* [REQUIRED WORK]:
Write out all the data below again, replacing "trend-line" with "trend line" everywhere it appears and leaving everything else the same. Leave the pictures out.

* [DATA TO USE]:
* * * * *
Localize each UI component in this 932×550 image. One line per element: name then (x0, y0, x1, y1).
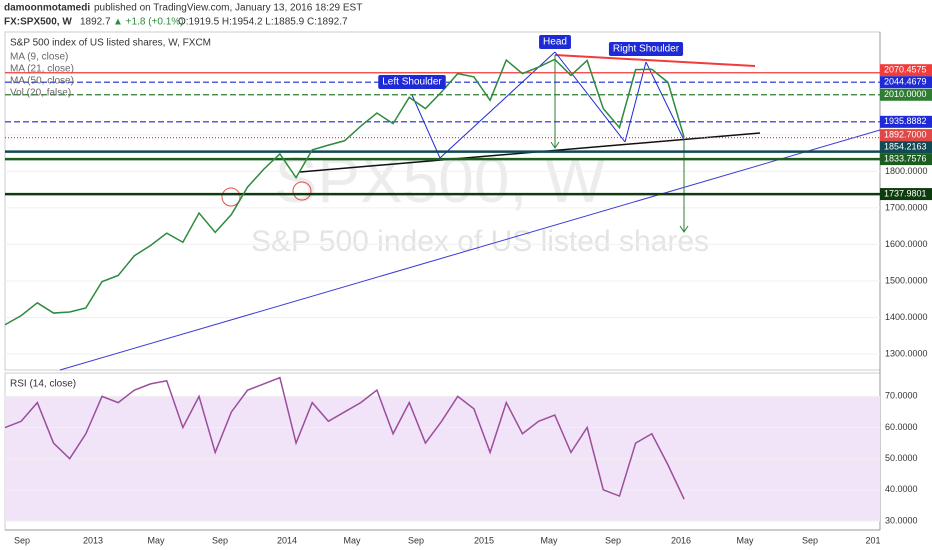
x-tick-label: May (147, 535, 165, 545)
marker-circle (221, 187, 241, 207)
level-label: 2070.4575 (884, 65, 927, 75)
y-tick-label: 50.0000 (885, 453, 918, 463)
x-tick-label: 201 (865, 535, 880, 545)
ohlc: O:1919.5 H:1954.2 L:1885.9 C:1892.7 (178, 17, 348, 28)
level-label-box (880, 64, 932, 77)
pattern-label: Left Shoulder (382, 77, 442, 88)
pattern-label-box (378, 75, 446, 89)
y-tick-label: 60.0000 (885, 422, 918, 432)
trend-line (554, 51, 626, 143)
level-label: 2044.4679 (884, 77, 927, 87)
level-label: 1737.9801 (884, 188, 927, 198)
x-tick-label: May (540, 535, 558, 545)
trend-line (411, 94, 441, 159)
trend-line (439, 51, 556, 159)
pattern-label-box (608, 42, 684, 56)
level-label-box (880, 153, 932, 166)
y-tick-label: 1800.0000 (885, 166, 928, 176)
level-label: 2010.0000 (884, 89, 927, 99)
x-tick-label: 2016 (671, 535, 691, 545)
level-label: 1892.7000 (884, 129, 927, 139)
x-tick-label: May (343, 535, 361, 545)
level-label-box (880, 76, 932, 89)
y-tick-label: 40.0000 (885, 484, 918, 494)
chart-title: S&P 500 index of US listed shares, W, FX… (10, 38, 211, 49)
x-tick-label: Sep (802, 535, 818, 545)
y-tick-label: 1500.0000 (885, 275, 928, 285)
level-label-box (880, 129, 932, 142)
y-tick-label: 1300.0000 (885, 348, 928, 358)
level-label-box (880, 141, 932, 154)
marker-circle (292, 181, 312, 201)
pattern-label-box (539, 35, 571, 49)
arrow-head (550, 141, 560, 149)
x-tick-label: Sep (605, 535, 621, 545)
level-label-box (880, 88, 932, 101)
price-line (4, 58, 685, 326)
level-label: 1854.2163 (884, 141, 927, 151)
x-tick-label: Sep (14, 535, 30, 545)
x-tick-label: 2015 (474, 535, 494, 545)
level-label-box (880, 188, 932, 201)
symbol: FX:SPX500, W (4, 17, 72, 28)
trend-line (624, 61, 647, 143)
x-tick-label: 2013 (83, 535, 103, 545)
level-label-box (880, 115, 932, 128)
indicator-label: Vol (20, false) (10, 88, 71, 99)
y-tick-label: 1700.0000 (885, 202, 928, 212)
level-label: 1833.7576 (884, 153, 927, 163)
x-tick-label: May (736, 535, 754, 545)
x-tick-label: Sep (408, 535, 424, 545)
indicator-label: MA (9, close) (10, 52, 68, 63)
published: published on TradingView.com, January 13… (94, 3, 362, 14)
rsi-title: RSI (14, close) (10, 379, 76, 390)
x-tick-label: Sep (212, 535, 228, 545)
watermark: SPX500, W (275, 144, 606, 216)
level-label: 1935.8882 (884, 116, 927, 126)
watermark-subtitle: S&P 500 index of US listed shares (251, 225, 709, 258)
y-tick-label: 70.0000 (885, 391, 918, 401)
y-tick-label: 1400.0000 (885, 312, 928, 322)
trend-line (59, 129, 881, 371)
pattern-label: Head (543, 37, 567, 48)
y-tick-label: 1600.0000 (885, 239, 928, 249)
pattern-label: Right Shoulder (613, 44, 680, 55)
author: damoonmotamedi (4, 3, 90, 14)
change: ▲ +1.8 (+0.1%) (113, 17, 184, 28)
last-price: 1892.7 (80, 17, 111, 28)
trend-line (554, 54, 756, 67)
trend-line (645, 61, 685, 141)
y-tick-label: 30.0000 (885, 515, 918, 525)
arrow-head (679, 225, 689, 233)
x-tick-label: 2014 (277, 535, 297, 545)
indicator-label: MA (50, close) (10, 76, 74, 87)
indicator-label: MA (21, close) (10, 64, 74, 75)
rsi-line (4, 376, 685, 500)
* * * * *
* [WRITTEN REPLY]:
Localize each UI component in this 932×550 image. One line per element: name then (x0, y0, x1, y1).
x-tick-label: May (147, 535, 165, 545)
marker-circle (221, 187, 241, 207)
level-label: 2070.4575 (884, 65, 927, 75)
y-tick-label: 50.0000 (885, 453, 918, 463)
x-tick-label: 201 (865, 535, 880, 545)
ohlc: O:1919.5 H:1954.2 L:1885.9 C:1892.7 (178, 17, 348, 28)
level-label-box (880, 64, 932, 77)
pattern-label: Left Shoulder (382, 77, 442, 88)
pattern-label-box (378, 75, 446, 89)
y-tick-label: 60.0000 (885, 422, 918, 432)
trend line (554, 51, 626, 143)
level-label: 2044.4679 (884, 77, 927, 87)
level-label: 1737.9801 (884, 188, 927, 198)
x-tick-label: May (540, 535, 558, 545)
trend line (411, 94, 441, 159)
trend line (439, 51, 556, 159)
pattern-label-box (608, 42, 684, 56)
level-label-box (880, 153, 932, 166)
y-tick-label: 1800.0000 (885, 166, 928, 176)
level-label: 2010.0000 (884, 89, 927, 99)
x-tick-label: 2016 (671, 535, 691, 545)
level-label: 1892.7000 (884, 129, 927, 139)
x-tick-label: May (343, 535, 361, 545)
level-label-box (880, 76, 932, 89)
y-tick-label: 40.0000 (885, 484, 918, 494)
chart-title: S&P 500 index of US listed shares, W, FX… (10, 38, 211, 49)
x-tick-label: Sep (802, 535, 818, 545)
y-tick-label: 1500.0000 (885, 275, 928, 285)
level-label-box (880, 129, 932, 142)
y-tick-label: 1300.0000 (885, 348, 928, 358)
level-label-box (880, 141, 932, 154)
marker-circle (292, 181, 312, 201)
pattern-label-box (539, 35, 571, 49)
arrow-head (550, 141, 560, 149)
x-tick-label: Sep (605, 535, 621, 545)
level-label-box (880, 88, 932, 101)
price-line (4, 58, 685, 326)
level-label: 1854.2163 (884, 141, 927, 151)
x-tick-label: Sep (14, 535, 30, 545)
x-tick-label: 2015 (474, 535, 494, 545)
level-label-box (880, 188, 932, 201)
symbol: FX:SPX500, W (4, 17, 72, 28)
trend line (624, 61, 647, 143)
x-tick-label: 2013 (83, 535, 103, 545)
level-label-box (880, 115, 932, 128)
indicator-label: Vol (20, false) (10, 88, 71, 99)
y-tick-label: 1700.0000 (885, 202, 928, 212)
level-label: 1833.7576 (884, 153, 927, 163)
x-tick-label: May (736, 535, 754, 545)
x-tick-label: Sep (408, 535, 424, 545)
indicator-label: MA (9, close) (10, 52, 68, 63)
published: published on TradingView.com, January 13… (94, 3, 362, 14)
rsi-title: RSI (14, close) (10, 379, 76, 390)
x-tick-label: Sep (212, 535, 228, 545)
watermark: SPX500, W (275, 144, 606, 216)
level-label: 1935.8882 (884, 116, 927, 126)
watermark-subtitle: S&P 500 index of US listed shares (251, 225, 709, 258)
y-tick-label: 70.0000 (885, 391, 918, 401)
y-tick-label: 1400.0000 (885, 312, 928, 322)
trend line (59, 129, 881, 371)
pattern-label: Head (543, 37, 567, 48)
y-tick-label: 1600.0000 (885, 239, 928, 249)
pattern-label: Right Shoulder (613, 44, 680, 55)
author: damoonmotamedi (4, 3, 90, 14)
change: ▲ +1.8 (+0.1%) (113, 17, 184, 28)
last-price: 1892.7 (80, 17, 111, 28)
trend line (554, 54, 756, 67)
trend line (645, 61, 685, 141)
y-tick-label: 30.0000 (885, 515, 918, 525)
arrow-head (679, 225, 689, 233)
x-tick-label: 2014 (277, 535, 297, 545)
indicator-label: MA (50, close) (10, 76, 74, 87)
indicator-label: MA (21, close) (10, 64, 74, 75)
rsi-line (4, 376, 685, 500)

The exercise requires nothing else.